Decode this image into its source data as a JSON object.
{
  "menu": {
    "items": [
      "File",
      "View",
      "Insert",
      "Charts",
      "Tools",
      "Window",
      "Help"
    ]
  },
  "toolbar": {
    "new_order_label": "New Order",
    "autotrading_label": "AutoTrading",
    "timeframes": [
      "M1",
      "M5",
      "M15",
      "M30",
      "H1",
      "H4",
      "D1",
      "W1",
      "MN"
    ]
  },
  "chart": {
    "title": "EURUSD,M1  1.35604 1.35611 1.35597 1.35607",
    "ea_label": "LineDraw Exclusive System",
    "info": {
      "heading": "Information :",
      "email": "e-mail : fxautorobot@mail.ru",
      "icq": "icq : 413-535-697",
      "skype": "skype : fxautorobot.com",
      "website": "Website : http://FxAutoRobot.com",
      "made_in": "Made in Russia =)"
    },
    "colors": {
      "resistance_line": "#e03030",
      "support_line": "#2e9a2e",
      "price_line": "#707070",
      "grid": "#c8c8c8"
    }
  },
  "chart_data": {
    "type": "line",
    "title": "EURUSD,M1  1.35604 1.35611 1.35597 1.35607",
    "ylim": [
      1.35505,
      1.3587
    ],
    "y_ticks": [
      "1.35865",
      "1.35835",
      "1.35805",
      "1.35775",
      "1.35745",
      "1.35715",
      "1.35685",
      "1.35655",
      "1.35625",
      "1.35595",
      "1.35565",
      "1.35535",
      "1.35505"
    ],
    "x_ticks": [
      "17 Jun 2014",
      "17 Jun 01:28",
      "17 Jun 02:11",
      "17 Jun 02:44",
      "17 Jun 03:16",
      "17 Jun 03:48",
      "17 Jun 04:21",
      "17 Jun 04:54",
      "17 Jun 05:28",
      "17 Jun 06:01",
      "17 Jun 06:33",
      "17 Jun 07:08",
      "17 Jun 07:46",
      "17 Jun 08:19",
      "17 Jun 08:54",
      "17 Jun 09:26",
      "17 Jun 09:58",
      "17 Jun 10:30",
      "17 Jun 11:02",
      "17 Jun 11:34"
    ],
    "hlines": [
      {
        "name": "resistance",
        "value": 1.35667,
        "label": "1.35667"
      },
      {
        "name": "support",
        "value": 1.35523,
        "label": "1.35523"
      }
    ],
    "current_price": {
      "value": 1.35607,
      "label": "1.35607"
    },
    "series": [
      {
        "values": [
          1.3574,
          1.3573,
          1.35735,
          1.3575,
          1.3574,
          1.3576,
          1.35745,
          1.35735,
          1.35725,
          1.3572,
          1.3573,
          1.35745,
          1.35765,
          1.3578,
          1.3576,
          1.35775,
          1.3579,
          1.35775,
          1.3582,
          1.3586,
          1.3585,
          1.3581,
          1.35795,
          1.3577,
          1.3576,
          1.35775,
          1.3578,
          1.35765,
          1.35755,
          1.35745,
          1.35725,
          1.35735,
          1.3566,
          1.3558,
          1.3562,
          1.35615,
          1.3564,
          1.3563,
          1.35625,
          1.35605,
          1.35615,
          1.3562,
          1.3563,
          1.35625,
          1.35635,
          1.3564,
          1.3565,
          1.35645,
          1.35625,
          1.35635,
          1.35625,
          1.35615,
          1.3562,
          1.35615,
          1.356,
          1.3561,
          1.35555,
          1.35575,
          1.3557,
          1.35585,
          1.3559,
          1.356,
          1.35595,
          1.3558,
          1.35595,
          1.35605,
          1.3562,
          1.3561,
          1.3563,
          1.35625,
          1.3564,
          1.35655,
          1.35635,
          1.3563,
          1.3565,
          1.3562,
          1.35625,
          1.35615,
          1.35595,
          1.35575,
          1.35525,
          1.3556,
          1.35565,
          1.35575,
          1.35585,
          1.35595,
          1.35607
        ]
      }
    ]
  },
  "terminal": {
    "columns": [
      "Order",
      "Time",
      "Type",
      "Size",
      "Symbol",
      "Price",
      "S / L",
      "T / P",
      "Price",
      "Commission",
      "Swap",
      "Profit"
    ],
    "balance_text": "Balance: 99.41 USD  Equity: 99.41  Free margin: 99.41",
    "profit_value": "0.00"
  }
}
__________________________________________________
Task to carry out:
Pull out each record as written and restate it exactly.

Answer for the task:
Decode this image into its source data as a JSON object.
{
  "menu": {
    "items": [
      "File",
      "View",
      "Insert",
      "Charts",
      "Tools",
      "Window",
      "Help"
    ]
  },
  "toolbar": {
    "new_order_label": "New Order",
    "autotrading_label": "AutoTrading",
    "timeframes": [
      "M1",
      "M5",
      "M15",
      "M30",
      "H1",
      "H4",
      "D1",
      "W1",
      "MN"
    ]
  },
  "chart": {
    "title": "EURUSD,M1  1.35604 1.35611 1.35597 1.35607",
    "ea_label": "LineDraw Exclusive System",
    "info": {
      "heading": "Information :",
      "email": "e-mail : fxautorobot@mail.ru",
      "icq": "icq : 413-535-697",
      "skype": "skype : fxautorobot.com",
      "website": "Website : http://FxAutoRobot.com",
      "made_in": "Made in Russia =)"
    },
    "colors": {
      "resistance_line": "#e03030",
      "support_line": "#2e9a2e",
      "price_line": "#707070",
      "grid": "#c8c8c8"
    }
  },
  "chart_data": {
    "type": "line",
    "title": "EURUSD,M1  1.35604 1.35611 1.35597 1.35607",
    "ylim": [
      1.35505,
      1.3587
    ],
    "y_ticks": [
      "1.35865",
      "1.35835",
      "1.35805",
      "1.35775",
      "1.35745",
      "1.35715",
      "1.35685",
      "1.35655",
      "1.35625",
      "1.35595",
      "1.35565",
      "1.35535",
      "1.35505"
    ],
    "x_ticks": [
      "17 Jun 2014",
      "17 Jun 01:28",
      "17 Jun 02:11",
      "17 Jun 02:44",
      "17 Jun 03:16",
      "17 Jun 03:48",
      "17 Jun 04:21",
      "17 Jun 04:54",
      "17 Jun 05:28",
      "17 Jun 06:01",
      "17 Jun 06:33",
      "17 Jun 07:08",
      "17 Jun 07:46",
      "17 Jun 08:19",
      "17 Jun 08:54",
      "17 Jun 09:26",
      "17 Jun 09:58",
      "17 Jun 10:30",
      "17 Jun 11:02",
      "17 Jun 11:34"
    ],
    "hlines": [
      {
        "name": "resistance",
        "value": 1.35667,
        "label": "1.35667"
      },
      {
        "name": "support",
        "value": 1.35523,
        "label": "1.35523"
      }
    ],
    "current_price": {
      "value": 1.35607,
      "label": "1.35607"
    },
    "series": [
      {
        "values": [
          1.3574,
          1.3573,
          1.35735,
          1.3575,
          1.3574,
          1.3576,
          1.35745,
          1.35735,
          1.35725,
          1.3572,
          1.3573,
          1.35745,
          1.35765,
          1.3578,
          1.3576,
          1.35775,
          1.3579,
          1.35775,
          1.3582,
          1.3586,
          1.3585,
          1.3581,
          1.35795,
          1.3577,
          1.3576,
          1.35775,
          1.3578,
          1.35765,
          1.35755,
          1.35745,
          1.35725,
          1.35735,
          1.3566,
          1.3558,
          1.3562,
          1.35615,
          1.3564,
          1.3563,
          1.35625,
          1.35605,
          1.35615,
          1.3562,
          1.3563,
          1.35625,
          1.35635,
          1.3564,
          1.3565,
          1.35645,
          1.35625,
          1.35635,
          1.35625,
          1.35615,
          1.3562,
          1.35615,
          1.356,
          1.3561,
          1.35555,
          1.35575,
          1.3557,
          1.35585,
          1.3559,
          1.356,
          1.35595,
          1.3558,
          1.35595,
          1.35605,
          1.3562,
          1.3561,
          1.3563,
          1.35625,
          1.3564,
          1.35655,
          1.35635,
          1.3563,
          1.3565,
          1.3562,
          1.35625,
          1.35615,
          1.35595,
          1.35575,
          1.35525,
          1.3556,
          1.35565,
          1.35575,
          1.35585,
          1.35595,
          1.35607
        ]
      }
    ]
  },
  "terminal": {
    "columns": [
      "Order",
      "Time",
      "Type",
      "Size",
      "Symbol",
      "Price",
      "S / L",
      "T / P",
      "Price",
      "Commission",
      "Swap",
      "Profit"
    ],
    "balance_text": "Balance: 99.41 USD  Equity: 99.41  Free margin: 99.41",
    "profit_value": "0.00"
  }
}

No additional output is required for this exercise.